▶ **YOUR TASK**: Omit the images. Copy each entry word for word.

▶ **SUPPLIED ENTRIES**:
— Begin —

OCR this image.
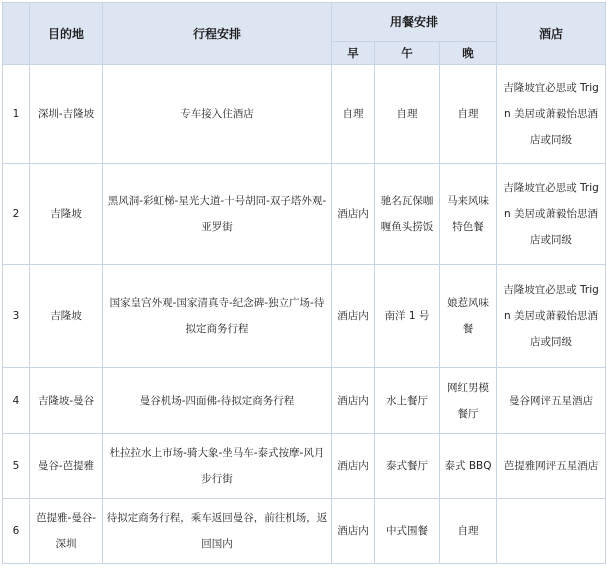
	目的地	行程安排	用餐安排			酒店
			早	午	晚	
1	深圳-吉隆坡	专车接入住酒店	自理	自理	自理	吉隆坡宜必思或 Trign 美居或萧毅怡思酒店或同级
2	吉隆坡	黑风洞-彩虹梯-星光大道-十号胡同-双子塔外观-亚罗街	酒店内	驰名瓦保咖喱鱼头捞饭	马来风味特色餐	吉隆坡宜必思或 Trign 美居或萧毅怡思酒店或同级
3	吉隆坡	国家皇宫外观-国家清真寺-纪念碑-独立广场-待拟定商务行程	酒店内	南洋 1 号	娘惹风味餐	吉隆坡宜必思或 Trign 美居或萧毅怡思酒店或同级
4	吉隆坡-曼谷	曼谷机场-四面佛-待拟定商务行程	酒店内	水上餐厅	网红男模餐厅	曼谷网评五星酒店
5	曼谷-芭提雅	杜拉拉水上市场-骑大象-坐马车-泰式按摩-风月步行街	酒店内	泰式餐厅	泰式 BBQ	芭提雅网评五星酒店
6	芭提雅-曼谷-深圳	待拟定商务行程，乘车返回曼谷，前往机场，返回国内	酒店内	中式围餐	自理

— End —

▶ **EXERCISE RESULT**:
OCR this image.
	目的地	行程安排	用餐安排			酒店
			早	午	晚	
1	深圳-吉隆坡	专车接入住酒店	自理	自理	自理	吉隆坡宜必思或 Trign 美居或萧毅怡思酒店或同级
2	吉隆坡	黑风洞-彩虹梯-星光大道-十号胡同-双子塔外观-亚罗街	酒店内	驰名瓦保咖喱鱼头捞饭	马来风味特色餐	吉隆坡宜必思或 Trign 美居或萧毅怡思酒店或同级
3	吉隆坡	国家皇宫外观-国家清真寺-纪念碑-独立广场-待拟定商务行程	酒店内	南洋 1 号	娘惹风味餐	吉隆坡宜必思或 Trign 美居或萧毅怡思酒店或同级
4	吉隆坡-曼谷	曼谷机场-四面佛-待拟定商务行程	酒店内	水上餐厅	网红男模餐厅	曼谷网评五星酒店
5	曼谷-芭提雅	杜拉拉水上市场-骑大象-坐马车-泰式按摩-风月步行街	酒店内	泰式餐厅	泰式 BBQ	芭提雅网评五星酒店
6	芭提雅-曼谷-深圳	待拟定商务行程，乘车返回曼谷，前往机场，返回国内	酒店内	中式围餐	自理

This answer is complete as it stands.